# What you need to do
Take the line that contains "Enumerate this screenshot's" as the first line and the final line of the records as the last; return exactly those lines and the lines between.

# Dataset

^^^^^^^^^^^^^^^^

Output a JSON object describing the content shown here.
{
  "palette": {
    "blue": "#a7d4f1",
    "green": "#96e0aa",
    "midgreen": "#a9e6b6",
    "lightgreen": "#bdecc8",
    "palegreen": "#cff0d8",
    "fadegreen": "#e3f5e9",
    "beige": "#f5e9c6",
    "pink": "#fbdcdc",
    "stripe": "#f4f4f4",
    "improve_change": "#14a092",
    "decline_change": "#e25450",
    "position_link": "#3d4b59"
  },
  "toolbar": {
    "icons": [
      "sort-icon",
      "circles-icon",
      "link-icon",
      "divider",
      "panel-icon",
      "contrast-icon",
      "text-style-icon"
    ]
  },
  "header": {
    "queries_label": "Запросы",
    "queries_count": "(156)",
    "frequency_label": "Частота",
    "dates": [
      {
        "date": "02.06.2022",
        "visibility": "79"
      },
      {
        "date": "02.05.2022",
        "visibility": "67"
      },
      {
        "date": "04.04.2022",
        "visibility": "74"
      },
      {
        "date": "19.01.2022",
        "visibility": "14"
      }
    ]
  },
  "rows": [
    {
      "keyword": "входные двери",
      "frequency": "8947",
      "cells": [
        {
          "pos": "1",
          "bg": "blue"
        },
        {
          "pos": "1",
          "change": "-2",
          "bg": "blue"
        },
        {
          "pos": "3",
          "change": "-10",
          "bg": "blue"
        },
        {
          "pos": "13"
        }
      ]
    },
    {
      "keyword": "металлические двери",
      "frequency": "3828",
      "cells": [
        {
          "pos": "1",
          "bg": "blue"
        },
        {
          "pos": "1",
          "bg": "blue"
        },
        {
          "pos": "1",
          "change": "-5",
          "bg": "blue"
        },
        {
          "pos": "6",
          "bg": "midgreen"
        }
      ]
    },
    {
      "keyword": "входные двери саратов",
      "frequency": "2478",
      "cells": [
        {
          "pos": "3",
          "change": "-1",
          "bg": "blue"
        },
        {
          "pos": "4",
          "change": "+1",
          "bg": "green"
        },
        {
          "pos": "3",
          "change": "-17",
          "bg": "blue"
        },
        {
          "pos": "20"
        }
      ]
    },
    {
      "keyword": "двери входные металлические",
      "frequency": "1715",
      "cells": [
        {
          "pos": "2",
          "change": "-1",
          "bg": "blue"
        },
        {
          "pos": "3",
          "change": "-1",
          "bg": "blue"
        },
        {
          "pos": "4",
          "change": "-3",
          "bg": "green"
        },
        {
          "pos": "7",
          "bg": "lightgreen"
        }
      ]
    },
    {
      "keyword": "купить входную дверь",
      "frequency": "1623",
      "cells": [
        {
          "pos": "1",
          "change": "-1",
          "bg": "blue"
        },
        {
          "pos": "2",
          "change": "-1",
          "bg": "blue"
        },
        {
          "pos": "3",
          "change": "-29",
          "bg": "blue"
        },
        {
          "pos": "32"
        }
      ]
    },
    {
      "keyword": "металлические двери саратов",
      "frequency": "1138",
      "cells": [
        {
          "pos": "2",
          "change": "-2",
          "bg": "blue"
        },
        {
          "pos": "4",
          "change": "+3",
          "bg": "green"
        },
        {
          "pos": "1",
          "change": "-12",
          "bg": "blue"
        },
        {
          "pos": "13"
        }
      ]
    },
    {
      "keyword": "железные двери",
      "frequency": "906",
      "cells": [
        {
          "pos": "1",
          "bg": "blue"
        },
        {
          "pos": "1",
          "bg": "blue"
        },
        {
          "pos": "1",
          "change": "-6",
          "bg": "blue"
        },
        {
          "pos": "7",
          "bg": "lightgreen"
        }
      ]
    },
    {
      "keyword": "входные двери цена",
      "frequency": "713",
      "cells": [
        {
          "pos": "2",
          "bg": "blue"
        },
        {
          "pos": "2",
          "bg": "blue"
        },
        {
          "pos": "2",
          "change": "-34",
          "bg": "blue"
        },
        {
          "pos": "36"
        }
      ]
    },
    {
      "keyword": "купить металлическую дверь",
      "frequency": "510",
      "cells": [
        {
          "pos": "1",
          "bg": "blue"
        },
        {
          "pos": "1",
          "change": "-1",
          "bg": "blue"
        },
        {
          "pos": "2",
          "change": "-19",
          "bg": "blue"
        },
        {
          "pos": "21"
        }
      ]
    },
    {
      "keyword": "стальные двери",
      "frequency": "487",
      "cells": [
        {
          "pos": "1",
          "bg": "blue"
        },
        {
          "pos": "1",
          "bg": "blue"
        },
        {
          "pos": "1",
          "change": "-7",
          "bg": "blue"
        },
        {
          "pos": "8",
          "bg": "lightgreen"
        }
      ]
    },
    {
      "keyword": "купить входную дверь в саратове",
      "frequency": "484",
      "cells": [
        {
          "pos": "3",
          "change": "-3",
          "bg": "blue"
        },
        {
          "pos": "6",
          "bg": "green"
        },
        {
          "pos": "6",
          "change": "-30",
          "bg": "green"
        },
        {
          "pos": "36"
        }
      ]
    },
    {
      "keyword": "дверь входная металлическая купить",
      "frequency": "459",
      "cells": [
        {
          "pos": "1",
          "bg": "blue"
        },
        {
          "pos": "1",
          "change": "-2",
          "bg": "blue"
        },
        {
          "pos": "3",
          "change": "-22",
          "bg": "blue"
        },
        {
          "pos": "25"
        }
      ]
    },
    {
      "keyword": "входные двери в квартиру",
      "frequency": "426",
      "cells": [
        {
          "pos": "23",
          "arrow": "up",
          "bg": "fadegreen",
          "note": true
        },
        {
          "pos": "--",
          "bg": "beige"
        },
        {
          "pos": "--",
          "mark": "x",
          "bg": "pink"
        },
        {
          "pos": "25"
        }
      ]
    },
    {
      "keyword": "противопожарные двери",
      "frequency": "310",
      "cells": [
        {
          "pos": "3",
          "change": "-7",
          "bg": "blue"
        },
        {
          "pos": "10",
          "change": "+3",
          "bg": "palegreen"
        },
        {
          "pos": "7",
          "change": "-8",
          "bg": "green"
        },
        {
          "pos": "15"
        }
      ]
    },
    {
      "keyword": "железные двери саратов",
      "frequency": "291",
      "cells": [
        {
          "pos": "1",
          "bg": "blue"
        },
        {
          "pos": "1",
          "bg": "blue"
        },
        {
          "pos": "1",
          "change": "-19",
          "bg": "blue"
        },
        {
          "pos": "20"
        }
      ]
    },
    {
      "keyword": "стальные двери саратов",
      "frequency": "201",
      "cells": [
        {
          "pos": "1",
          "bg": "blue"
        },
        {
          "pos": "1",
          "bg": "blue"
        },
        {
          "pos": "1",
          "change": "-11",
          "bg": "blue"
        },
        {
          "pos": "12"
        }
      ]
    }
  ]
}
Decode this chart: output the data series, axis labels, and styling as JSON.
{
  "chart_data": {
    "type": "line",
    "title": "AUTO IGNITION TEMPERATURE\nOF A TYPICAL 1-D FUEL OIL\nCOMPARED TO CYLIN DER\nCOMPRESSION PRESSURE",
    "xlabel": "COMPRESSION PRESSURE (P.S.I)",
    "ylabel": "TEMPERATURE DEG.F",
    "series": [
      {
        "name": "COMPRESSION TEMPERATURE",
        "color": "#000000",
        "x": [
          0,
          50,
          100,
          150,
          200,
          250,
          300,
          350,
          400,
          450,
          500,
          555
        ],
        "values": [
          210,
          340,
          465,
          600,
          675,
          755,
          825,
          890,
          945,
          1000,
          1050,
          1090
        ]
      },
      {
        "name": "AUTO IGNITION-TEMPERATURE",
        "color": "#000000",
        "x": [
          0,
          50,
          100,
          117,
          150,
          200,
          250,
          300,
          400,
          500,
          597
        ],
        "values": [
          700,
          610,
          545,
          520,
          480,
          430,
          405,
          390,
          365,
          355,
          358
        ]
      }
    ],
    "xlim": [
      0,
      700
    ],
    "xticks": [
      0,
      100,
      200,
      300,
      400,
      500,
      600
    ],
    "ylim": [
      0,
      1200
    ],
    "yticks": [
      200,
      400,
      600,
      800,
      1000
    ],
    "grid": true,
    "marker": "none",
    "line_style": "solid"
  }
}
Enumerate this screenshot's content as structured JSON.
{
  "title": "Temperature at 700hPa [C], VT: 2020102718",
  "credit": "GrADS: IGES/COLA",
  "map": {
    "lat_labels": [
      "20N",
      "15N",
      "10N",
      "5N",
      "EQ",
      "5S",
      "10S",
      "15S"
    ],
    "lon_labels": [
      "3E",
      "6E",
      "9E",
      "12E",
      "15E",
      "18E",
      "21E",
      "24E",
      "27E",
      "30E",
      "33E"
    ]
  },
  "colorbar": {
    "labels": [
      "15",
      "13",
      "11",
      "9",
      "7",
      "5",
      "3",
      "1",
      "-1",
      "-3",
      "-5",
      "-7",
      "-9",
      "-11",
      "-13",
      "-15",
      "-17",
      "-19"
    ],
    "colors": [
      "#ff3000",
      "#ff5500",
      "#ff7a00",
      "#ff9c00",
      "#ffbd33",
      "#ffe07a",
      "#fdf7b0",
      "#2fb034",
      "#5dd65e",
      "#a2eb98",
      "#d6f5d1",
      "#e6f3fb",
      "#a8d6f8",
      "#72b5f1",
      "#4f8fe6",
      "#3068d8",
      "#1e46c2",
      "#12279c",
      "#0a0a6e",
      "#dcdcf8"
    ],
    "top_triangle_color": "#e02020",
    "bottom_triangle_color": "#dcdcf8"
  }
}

^^^^^^^^^^^^^^^^

# Task solution
Enumerate this screenshot's content as structured JSON.
{
  "title": "Temperature at 700hPa [C], VT: 2020102718",
  "credit": "GrADS: IGES/COLA",
  "map": {
    "lat_labels": [
      "20N",
      "15N",
      "10N",
      "5N",
      "EQ",
      "5S",
      "10S",
      "15S"
    ],
    "lon_labels": [
      "3E",
      "6E",
      "9E",
      "12E",
      "15E",
      "18E",
      "21E",
      "24E",
      "27E",
      "30E",
      "33E"
    ]
  },
  "colorbar": {
    "labels": [
      "15",
      "13",
      "11",
      "9",
      "7",
      "5",
      "3",
      "1",
      "-1",
      "-3",
      "-5",
      "-7",
      "-9",
      "-11",
      "-13",
      "-15",
      "-17",
      "-19"
    ],
    "colors": [
      "#ff3000",
      "#ff5500",
      "#ff7a00",
      "#ff9c00",
      "#ffbd33",
      "#ffe07a",
      "#fdf7b0",
      "#2fb034",
      "#5dd65e",
      "#a2eb98",
      "#d6f5d1",
      "#e6f3fb",
      "#a8d6f8",
      "#72b5f1",
      "#4f8fe6",
      "#3068d8",
      "#1e46c2",
      "#12279c",
      "#0a0a6e",
      "#dcdcf8"
    ],
    "top_triangle_color": "#e02020",
    "bottom_triangle_color": "#dcdcf8"
  }
}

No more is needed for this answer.